# YOUR GOAL
Each line containing the word "Operators" must be collected.

-- Begin --

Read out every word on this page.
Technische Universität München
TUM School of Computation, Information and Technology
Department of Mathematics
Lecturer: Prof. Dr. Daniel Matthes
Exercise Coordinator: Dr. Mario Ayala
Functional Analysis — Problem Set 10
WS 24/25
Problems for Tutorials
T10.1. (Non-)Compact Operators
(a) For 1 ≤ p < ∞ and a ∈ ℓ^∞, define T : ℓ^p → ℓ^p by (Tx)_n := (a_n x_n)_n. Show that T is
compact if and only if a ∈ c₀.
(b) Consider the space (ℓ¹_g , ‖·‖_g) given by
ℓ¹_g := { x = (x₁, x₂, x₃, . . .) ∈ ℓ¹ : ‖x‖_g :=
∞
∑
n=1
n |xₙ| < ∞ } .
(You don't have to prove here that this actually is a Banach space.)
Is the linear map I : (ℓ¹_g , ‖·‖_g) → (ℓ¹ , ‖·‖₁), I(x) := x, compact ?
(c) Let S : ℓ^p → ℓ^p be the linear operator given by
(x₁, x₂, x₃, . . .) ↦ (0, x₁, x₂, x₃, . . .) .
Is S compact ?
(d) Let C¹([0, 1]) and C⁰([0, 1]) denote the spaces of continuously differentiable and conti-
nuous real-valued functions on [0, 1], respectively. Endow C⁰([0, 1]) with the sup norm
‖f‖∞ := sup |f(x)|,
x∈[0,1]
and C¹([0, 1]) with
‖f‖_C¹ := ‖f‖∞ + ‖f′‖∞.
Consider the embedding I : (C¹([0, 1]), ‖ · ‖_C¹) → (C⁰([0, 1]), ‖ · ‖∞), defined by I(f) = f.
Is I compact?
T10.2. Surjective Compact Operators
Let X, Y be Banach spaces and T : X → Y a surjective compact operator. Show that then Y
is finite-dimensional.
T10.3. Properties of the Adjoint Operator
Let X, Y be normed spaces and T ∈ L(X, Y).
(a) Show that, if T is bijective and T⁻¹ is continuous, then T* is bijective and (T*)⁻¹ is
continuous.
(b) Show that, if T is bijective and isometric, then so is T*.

-- End --

# THE RESPONSE
T10.1. (Non-)Compact Operators
T10.2. Surjective Compact Operators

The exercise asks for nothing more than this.